───── Material shown ─────
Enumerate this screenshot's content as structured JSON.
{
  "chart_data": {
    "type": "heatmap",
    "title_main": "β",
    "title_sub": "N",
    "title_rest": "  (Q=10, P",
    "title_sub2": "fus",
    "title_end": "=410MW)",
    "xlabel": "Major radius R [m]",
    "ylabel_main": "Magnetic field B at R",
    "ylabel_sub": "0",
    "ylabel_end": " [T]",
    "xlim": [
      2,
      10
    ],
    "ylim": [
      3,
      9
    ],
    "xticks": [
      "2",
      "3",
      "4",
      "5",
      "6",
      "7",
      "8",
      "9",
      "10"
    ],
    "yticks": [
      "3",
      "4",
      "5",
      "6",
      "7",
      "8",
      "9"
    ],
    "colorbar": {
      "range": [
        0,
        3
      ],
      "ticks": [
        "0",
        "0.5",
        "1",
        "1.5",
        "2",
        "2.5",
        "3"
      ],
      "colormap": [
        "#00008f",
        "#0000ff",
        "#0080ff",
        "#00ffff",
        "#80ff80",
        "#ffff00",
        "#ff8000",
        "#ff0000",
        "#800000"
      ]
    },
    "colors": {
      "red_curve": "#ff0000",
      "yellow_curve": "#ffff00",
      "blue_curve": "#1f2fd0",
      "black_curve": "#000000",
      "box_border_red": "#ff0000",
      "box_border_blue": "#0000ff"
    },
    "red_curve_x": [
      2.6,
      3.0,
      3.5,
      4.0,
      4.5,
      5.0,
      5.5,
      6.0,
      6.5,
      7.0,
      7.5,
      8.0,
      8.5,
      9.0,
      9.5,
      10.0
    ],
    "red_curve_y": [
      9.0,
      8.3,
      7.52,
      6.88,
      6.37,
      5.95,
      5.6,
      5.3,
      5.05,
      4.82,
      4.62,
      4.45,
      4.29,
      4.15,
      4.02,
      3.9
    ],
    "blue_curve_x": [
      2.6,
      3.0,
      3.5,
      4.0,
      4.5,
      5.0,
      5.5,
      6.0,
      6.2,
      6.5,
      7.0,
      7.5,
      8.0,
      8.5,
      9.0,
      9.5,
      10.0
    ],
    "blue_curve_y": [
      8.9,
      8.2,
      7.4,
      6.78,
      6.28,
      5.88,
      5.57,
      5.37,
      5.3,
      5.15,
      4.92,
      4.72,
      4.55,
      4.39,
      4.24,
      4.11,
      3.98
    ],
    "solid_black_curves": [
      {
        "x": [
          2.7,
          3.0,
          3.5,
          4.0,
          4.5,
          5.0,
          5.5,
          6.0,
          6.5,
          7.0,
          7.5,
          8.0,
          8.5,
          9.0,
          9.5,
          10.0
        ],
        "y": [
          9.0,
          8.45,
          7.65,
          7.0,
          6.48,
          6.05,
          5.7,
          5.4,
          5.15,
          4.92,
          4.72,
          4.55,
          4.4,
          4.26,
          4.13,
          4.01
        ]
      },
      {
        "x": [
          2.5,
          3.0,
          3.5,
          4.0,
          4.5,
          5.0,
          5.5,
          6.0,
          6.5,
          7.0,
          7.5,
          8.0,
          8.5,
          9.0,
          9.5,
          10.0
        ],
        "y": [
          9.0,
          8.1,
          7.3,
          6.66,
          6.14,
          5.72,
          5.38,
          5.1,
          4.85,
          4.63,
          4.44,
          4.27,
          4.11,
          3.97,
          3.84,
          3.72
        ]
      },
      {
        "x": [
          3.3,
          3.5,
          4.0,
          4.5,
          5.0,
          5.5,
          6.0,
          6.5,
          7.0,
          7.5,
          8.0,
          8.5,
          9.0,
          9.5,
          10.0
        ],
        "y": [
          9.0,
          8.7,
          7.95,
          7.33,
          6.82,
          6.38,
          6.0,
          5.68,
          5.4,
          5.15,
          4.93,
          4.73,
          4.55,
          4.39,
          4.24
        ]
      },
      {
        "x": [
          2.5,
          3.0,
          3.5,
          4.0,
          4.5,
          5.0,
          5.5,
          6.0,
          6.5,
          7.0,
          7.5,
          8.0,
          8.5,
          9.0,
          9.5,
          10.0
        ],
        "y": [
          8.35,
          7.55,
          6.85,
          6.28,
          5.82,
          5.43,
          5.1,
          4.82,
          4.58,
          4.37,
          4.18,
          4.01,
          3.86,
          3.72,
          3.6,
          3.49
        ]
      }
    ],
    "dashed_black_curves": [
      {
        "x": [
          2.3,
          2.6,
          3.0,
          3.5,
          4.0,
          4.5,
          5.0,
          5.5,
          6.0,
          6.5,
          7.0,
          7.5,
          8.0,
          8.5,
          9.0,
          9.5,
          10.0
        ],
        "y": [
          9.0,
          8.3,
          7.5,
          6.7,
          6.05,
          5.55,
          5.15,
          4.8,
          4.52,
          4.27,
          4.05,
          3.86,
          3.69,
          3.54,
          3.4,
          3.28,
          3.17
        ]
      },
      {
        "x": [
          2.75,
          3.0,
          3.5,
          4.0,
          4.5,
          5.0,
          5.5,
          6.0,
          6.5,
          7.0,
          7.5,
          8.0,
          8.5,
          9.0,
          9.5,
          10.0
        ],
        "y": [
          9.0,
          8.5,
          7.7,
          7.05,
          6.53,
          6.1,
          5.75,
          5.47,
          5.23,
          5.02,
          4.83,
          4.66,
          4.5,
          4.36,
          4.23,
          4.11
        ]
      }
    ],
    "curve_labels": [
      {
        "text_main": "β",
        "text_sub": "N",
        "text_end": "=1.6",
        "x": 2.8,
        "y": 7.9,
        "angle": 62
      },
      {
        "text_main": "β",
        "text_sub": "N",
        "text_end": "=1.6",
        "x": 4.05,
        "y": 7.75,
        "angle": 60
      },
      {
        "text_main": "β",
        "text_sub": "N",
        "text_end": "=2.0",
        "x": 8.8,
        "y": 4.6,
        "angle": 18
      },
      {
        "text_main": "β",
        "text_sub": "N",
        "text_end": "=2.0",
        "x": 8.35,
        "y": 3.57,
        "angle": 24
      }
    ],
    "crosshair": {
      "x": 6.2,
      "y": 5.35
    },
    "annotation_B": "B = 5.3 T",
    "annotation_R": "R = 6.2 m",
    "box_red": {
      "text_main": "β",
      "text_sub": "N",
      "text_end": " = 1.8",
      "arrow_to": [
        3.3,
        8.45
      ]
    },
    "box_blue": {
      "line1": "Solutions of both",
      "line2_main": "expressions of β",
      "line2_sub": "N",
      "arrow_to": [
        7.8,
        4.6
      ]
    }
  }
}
─────
Short exercise: Extract each record, keeping it identical to the original.

Answer for the task:
Enumerate this screenshot's content as structured JSON.
{
  "chart_data": {
    "type": "heatmap",
    "title_main": "β",
    "title_sub": "N",
    "title_rest": "  (Q=10, P",
    "title_sub2": "fus",
    "title_end": "=410MW)",
    "xlabel": "Major radius R [m]",
    "ylabel_main": "Magnetic field B at R",
    "ylabel_sub": "0",
    "ylabel_end": " [T]",
    "xlim": [
      2,
      10
    ],
    "ylim": [
      3,
      9
    ],
    "xticks": [
      "2",
      "3",
      "4",
      "5",
      "6",
      "7",
      "8",
      "9",
      "10"
    ],
    "yticks": [
      "3",
      "4",
      "5",
      "6",
      "7",
      "8",
      "9"
    ],
    "colorbar": {
      "range": [
        0,
        3
      ],
      "ticks": [
        "0",
        "0.5",
        "1",
        "1.5",
        "2",
        "2.5",
        "3"
      ],
      "colormap": [
        "#00008f",
        "#0000ff",
        "#0080ff",
        "#00ffff",
        "#80ff80",
        "#ffff00",
        "#ff8000",
        "#ff0000",
        "#800000"
      ]
    },
    "colors": {
      "red_curve": "#ff0000",
      "yellow_curve": "#ffff00",
      "blue_curve": "#1f2fd0",
      "black_curve": "#000000",
      "box_border_red": "#ff0000",
      "box_border_blue": "#0000ff"
    },
    "red_curve_x": [
      2.6,
      3.0,
      3.5,
      4.0,
      4.5,
      5.0,
      5.5,
      6.0,
      6.5,
      7.0,
      7.5,
      8.0,
      8.5,
      9.0,
      9.5,
      10.0
    ],
    "red_curve_y": [
      9.0,
      8.3,
      7.52,
      6.88,
      6.37,
      5.95,
      5.6,
      5.3,
      5.05,
      4.82,
      4.62,
      4.45,
      4.29,
      4.15,
      4.02,
      3.9
    ],
    "blue_curve_x": [
      2.6,
      3.0,
      3.5,
      4.0,
      4.5,
      5.0,
      5.5,
      6.0,
      6.2,
      6.5,
      7.0,
      7.5,
      8.0,
      8.5,
      9.0,
      9.5,
      10.0
    ],
    "blue_curve_y": [
      8.9,
      8.2,
      7.4,
      6.78,
      6.28,
      5.88,
      5.57,
      5.37,
      5.3,
      5.15,
      4.92,
      4.72,
      4.55,
      4.39,
      4.24,
      4.11,
      3.98
    ],
    "solid_black_curves": [
      {
        "x": [
          2.7,
          3.0,
          3.5,
          4.0,
          4.5,
          5.0,
          5.5,
          6.0,
          6.5,
          7.0,
          7.5,
          8.0,
          8.5,
          9.0,
          9.5,
          10.0
        ],
        "y": [
          9.0,
          8.45,
          7.65,
          7.0,
          6.48,
          6.05,
          5.7,
          5.4,
          5.15,
          4.92,
          4.72,
          4.55,
          4.4,
          4.26,
          4.13,
          4.01
        ]
      },
      {
        "x": [
          2.5,
          3.0,
          3.5,
          4.0,
          4.5,
          5.0,
          5.5,
          6.0,
          6.5,
          7.0,
          7.5,
          8.0,
          8.5,
          9.0,
          9.5,
          10.0
        ],
        "y": [
          9.0,
          8.1,
          7.3,
          6.66,
          6.14,
          5.72,
          5.38,
          5.1,
          4.85,
          4.63,
          4.44,
          4.27,
          4.11,
          3.97,
          3.84,
          3.72
        ]
      },
      {
        "x": [
          3.3,
          3.5,
          4.0,
          4.5,
          5.0,
          5.5,
          6.0,
          6.5,
          7.0,
          7.5,
          8.0,
          8.5,
          9.0,
          9.5,
          10.0
        ],
        "y": [
          9.0,
          8.7,
          7.95,
          7.33,
          6.82,
          6.38,
          6.0,
          5.68,
          5.4,
          5.15,
          4.93,
          4.73,
          4.55,
          4.39,
          4.24
        ]
      },
      {
        "x": [
          2.5,
          3.0,
          3.5,
          4.0,
          4.5,
          5.0,
          5.5,
          6.0,
          6.5,
          7.0,
          7.5,
          8.0,
          8.5,
          9.0,
          9.5,
          10.0
        ],
        "y": [
          8.35,
          7.55,
          6.85,
          6.28,
          5.82,
          5.43,
          5.1,
          4.82,
          4.58,
          4.37,
          4.18,
          4.01,
          3.86,
          3.72,
          3.6,
          3.49
        ]
      }
    ],
    "dashed_black_curves": [
      {
        "x": [
          2.3,
          2.6,
          3.0,
          3.5,
          4.0,
          4.5,
          5.0,
          5.5,
          6.0,
          6.5,
          7.0,
          7.5,
          8.0,
          8.5,
          9.0,
          9.5,
          10.0
        ],
        "y": [
          9.0,
          8.3,
          7.5,
          6.7,
          6.05,
          5.55,
          5.15,
          4.8,
          4.52,
          4.27,
          4.05,
          3.86,
          3.69,
          3.54,
          3.4,
          3.28,
          3.17
        ]
      },
      {
        "x": [
          2.75,
          3.0,
          3.5,
          4.0,
          4.5,
          5.0,
          5.5,
          6.0,
          6.5,
          7.0,
          7.5,
          8.0,
          8.5,
          9.0,
          9.5,
          10.0
        ],
        "y": [
          9.0,
          8.5,
          7.7,
          7.05,
          6.53,
          6.1,
          5.75,
          5.47,
          5.23,
          5.02,
          4.83,
          4.66,
          4.5,
          4.36,
          4.23,
          4.11
        ]
      }
    ],
    "curve_labels": [
      {
        "text_main": "β",
        "text_sub": "N",
        "text_end": "=1.6",
        "x": 2.8,
        "y": 7.9,
        "angle": 62
      },
      {
        "text_main": "β",
        "text_sub": "N",
        "text_end": "=1.6",
        "x": 4.05,
        "y": 7.75,
        "angle": 60
      },
      {
        "text_main": "β",
        "text_sub": "N",
        "text_end": "=2.0",
        "x": 8.8,
        "y": 4.6,
        "angle": 18
      },
      {
        "text_main": "β",
        "text_sub": "N",
        "text_end": "=2.0",
        "x": 8.35,
        "y": 3.57,
        "angle": 24
      }
    ],
    "crosshair": {
      "x": 6.2,
      "y": 5.35
    },
    "annotation_B": "B = 5.3 T",
    "annotation_R": "R = 6.2 m",
    "box_red": {
      "text_main": "β",
      "text_sub": "N",
      "text_end": " = 1.8",
      "arrow_to": [
        3.3,
        8.45
      ]
    },
    "box_blue": {
      "line1": "Solutions of both",
      "line2_main": "expressions of β",
      "line2_sub": "N",
      "arrow_to": [
        7.8,
        4.6
      ]
    }
  }
}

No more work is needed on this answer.